*Information supplied*:
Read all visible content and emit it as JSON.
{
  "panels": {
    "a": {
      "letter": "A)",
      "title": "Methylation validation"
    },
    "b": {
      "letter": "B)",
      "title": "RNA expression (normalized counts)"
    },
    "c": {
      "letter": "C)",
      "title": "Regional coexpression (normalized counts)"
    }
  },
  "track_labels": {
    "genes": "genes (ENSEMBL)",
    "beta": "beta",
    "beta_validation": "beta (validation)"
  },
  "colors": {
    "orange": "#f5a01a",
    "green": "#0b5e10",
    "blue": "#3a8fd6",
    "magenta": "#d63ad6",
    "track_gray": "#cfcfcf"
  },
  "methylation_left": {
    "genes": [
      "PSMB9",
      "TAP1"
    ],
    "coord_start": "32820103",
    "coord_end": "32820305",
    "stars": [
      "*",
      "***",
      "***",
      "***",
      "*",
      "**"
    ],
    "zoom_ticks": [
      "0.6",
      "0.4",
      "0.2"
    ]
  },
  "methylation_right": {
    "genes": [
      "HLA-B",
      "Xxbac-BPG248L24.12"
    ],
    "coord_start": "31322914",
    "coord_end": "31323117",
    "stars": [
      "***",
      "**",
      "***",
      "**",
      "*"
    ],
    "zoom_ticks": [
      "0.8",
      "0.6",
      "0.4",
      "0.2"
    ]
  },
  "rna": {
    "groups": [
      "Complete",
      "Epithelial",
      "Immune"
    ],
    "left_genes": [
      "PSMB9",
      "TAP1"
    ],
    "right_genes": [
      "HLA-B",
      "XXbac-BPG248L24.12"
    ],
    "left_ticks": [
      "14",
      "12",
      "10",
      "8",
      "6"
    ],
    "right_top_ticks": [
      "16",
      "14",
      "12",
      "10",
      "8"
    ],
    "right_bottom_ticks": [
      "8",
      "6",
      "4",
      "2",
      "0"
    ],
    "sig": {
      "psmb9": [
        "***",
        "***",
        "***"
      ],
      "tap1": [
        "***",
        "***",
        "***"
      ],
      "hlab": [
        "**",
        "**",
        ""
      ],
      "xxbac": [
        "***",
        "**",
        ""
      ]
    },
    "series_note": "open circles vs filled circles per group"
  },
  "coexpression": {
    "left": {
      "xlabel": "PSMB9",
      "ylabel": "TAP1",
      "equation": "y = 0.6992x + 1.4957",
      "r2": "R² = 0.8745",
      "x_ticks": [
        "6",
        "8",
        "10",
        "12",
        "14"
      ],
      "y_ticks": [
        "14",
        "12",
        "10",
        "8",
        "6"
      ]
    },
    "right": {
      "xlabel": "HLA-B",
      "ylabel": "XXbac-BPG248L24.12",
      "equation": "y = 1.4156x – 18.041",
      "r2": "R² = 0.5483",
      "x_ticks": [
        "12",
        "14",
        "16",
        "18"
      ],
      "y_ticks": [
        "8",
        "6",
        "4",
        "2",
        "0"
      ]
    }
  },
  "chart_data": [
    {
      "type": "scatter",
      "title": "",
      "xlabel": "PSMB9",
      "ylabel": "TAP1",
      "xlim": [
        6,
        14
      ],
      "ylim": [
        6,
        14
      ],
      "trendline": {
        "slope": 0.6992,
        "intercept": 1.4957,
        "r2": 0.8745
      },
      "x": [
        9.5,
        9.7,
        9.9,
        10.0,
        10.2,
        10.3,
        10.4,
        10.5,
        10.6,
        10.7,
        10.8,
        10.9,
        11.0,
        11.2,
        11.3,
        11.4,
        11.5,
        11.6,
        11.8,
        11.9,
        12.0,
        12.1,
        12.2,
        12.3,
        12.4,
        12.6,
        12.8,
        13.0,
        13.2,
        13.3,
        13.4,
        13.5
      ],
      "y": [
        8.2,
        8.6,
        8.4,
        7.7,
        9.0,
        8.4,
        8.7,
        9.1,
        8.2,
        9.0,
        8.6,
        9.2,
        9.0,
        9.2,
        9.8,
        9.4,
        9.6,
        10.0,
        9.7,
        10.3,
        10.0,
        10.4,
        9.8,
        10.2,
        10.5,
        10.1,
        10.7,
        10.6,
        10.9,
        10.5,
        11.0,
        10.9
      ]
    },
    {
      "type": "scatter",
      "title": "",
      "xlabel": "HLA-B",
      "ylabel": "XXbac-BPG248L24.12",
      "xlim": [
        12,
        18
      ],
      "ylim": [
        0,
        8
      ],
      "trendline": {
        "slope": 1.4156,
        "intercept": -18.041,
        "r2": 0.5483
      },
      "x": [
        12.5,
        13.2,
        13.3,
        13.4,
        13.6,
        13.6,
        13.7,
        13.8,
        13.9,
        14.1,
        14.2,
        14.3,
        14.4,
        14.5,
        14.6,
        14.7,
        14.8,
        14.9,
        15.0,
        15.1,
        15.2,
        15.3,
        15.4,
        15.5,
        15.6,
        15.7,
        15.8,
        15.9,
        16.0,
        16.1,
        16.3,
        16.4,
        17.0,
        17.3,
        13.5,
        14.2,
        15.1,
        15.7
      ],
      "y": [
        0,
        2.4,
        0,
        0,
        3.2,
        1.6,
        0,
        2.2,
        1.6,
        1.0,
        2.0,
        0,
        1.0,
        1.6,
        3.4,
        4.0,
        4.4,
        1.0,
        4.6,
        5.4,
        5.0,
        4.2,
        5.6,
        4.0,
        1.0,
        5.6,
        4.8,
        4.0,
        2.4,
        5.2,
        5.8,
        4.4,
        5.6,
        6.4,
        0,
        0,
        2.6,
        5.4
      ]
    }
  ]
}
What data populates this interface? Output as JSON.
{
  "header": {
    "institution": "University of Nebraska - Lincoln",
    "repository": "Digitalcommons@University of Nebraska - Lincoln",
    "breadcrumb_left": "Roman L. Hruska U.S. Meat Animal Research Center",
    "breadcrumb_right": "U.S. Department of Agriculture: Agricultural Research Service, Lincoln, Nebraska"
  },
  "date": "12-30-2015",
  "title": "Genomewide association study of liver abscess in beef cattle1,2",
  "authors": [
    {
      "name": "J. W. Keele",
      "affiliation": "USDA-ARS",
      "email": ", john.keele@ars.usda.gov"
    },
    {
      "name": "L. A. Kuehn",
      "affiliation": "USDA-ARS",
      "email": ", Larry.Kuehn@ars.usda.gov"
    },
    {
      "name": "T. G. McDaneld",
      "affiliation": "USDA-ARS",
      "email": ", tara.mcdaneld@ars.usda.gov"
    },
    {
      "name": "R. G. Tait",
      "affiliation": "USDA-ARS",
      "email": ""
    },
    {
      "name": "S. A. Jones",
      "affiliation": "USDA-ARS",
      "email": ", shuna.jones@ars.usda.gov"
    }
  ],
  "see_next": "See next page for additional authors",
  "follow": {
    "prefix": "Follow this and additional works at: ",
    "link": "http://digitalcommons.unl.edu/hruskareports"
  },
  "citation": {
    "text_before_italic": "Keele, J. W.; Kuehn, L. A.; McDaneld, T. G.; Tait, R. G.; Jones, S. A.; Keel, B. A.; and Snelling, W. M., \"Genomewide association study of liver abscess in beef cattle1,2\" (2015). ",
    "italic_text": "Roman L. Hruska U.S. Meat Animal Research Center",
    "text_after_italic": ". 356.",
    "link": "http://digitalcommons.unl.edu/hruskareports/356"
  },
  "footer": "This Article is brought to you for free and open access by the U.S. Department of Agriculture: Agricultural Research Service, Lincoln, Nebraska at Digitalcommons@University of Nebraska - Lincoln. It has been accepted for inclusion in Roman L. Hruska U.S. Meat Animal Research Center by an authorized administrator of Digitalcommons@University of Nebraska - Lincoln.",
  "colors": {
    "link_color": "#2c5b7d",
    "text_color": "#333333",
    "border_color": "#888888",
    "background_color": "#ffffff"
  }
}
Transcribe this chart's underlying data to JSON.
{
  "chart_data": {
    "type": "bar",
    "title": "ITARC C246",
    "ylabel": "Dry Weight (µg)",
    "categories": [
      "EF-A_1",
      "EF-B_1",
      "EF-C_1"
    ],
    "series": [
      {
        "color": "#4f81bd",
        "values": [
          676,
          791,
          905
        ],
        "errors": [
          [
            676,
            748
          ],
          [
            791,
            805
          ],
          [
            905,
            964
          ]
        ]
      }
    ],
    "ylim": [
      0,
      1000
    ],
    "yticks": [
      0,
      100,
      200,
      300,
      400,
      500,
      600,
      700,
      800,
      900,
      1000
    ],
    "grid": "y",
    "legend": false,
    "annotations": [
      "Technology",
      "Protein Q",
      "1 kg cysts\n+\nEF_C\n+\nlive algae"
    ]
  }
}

*Task brief*: Each line of the material with the word "Department" in it should be listed.

*Response to the exercise*:
    "breadcrumb_right": "U.S. Department of Agriculture: Agricultural Research Service, Lincoln, Nebraska"
  "footer": "This Article is brought to you for free and open access by the U.S. Department of Agriculture: Agricultural Research Service, Lincoln, Nebraska at Digitalcommons@University of Nebraska - Lincoln. It has been accepted for inclusion in Roman L. Hruska U.S. Meat Animal Research Center by an authorized administrator of Digitalcommons@University of Nebraska - Lincoln.",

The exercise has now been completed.